Short problem a: Copy the records exactly, starting with their first line and going on through the line that contains "point-open: [87, 371, 103, 386]".

Document:

Best songs on Tim McGraw's new album: Comfort Me, Tickin' Away, Red Ragtop, That's Why God Made Mexico, Illegal, Sing Me Home, Who Are They, Tiny Dancer.
Best Tim McGraw song to mention the Village Voice: Who Are They.
Best Tim McGraw song mentioned by My Name is Kenny: Where The Green Grass Grows
Second-Best Tim McGraw song mentioned by My Name is Kenny: Refried Dreams
Best Tim McGraw song to rewrite "Indian Reservation" by the Raiders:
Indian Outlaw
Best recent song by Tim McGraw's wife: One
Best early song by Tim McGraw's wife: Wild One
Another song by Tim McGraw's wife that's just as good: The Secret of Life
One Album which would be immeasurably better if Tim McGraw was the singer: 69 Love Songs
Best songs on Kenny Chesney's most recent album: Young, Big Star
Best song on Kenny Chesney's Greatest Hits album: How Forever Feels
Best country album of 2002: Toby Keith, *Unleashed
Best country single of 2002: Ty Herndon, "Heather's Wall"
Best Taylor Dayne single of 2002: LeAnn Rimes, "Life Goes On"
Best country album of 2001: Montgomery Gentry, *Carrying On
Best rock album of 2001: Montgomery Gentry, *Carrying On
Best anything album of 2001: Montgomery Gentry, *Carrying On
Best songs on Montgomery Gentry's current album: Break My Heart Again, Free Fall
One band that *might* rock harder than Montgomery Gentry: Turbonegro

-- chuck (cedd...), March 28th, 2003.


--------------------------------------------------------------------------------

And now this (from my Pazz and Jop ballot of a couple months back):
In Nashville country, there are producers (Mutt Lange, most obviously) as enamored of middle-eastern modes as Timbaland is, and other boundaries are being exploded left and right. Faith Hill and Toby Keith are singing what amounts to soul music, and Montgomery Gentry are rocking as hard as any garage-revival band in Detroit, and LeAnn Rimes is making full-fledged disco albums, and Brooks and Dunn are collaborating on stage with Sheila E. Most rock critics can't hear any of it, of course, but they still think Wilco are brave for tip-toeing outside of alt-country, which may well be the blandest, most conservative, most whitebread-anal-compulsive sub-genre in rock history. How come when alt-country bores stretch a little it's considered godhead, but when Nashville types, who've been doing it unabashedly for years, do it, it's considered the essence of cheese? How come rock critics never fully embraced the Dixie Chicks, who I often love (the album rocks fine until it slows down halfway in), until they retreated back into acoustic *O Brother* bluegrass? I considered voting for "Long Time Gone" as a single, but its stupid pandering line about Haggard and Cash pisses me off. You don't hear rock people whining in their songs about how modern rock music doesn't sound like Elvis and Chuck Berry, do you?


-- chuck (cedd...), March 28th, 2003.

chuck, Friday, 5 December 2003 20:28 (twenty years ago) link

The all-new contemporary mainstream country thread

chuck, Friday, 5 December 2003 20:30 (twenty years ago) link

Brooks and Dunn are collaborating on stage with Sheila E

Ringo Starr must be the connection.

Material shown:

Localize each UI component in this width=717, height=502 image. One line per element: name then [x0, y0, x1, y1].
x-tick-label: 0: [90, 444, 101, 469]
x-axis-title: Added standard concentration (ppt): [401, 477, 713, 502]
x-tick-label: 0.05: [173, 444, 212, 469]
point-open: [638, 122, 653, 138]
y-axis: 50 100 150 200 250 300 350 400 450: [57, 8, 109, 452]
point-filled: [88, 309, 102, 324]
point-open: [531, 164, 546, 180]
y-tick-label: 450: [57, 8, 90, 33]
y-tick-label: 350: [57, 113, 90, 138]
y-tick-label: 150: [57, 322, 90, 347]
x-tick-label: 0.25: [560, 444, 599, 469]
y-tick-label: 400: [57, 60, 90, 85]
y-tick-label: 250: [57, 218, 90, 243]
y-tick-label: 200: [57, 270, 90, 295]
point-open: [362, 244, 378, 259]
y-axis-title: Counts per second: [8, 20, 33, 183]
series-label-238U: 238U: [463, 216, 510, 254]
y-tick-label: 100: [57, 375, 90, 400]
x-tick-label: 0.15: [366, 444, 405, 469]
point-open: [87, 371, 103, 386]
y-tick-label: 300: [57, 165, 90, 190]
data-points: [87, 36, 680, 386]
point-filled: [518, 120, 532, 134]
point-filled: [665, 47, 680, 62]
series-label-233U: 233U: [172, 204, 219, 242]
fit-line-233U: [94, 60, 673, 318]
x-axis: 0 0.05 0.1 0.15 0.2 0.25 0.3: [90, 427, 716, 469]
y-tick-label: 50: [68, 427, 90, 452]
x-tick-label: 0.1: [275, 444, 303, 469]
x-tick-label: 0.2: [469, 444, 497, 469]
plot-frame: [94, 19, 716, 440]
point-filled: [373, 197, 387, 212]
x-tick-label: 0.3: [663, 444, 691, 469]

Short problem b: In the country music post, what band is named as one that might rock harder than Montgomery Gentry?

Exercise result a:
Localize each UI component in this width=717, height=502 image. One line per element: name then [x0, y0, x1, y1].
x-tick-label: 0: [90, 444, 101, 469]
x-axis-title: Added standard concentration (ppt): [401, 477, 713, 502]
x-tick-label: 0.05: [173, 444, 212, 469]
point-open: [638, 122, 653, 138]
y-axis: 50 100 150 200 250 300 350 400 450: [57, 8, 109, 452]
point-filled: [88, 309, 102, 324]
point-open: [531, 164, 546, 180]
y-tick-label: 450: [57, 8, 90, 33]
y-tick-label: 350: [57, 113, 90, 138]
y-tick-label: 150: [57, 322, 90, 347]
x-tick-label: 0.25: [560, 444, 599, 469]
y-tick-label: 400: [57, 60, 90, 85]
y-tick-label: 250: [57, 218, 90, 243]
y-tick-label: 200: [57, 270, 90, 295]
point-open: [362, 244, 378, 259]
y-axis-title: Counts per second: [8, 20, 33, 183]
series-label-238U: 238U: [463, 216, 510, 254]
y-tick-label: 100: [57, 375, 90, 400]
x-tick-label: 0.15: [366, 444, 405, 469]
point-open: [87, 371, 103, 386]

Exercise result b: Turbonegro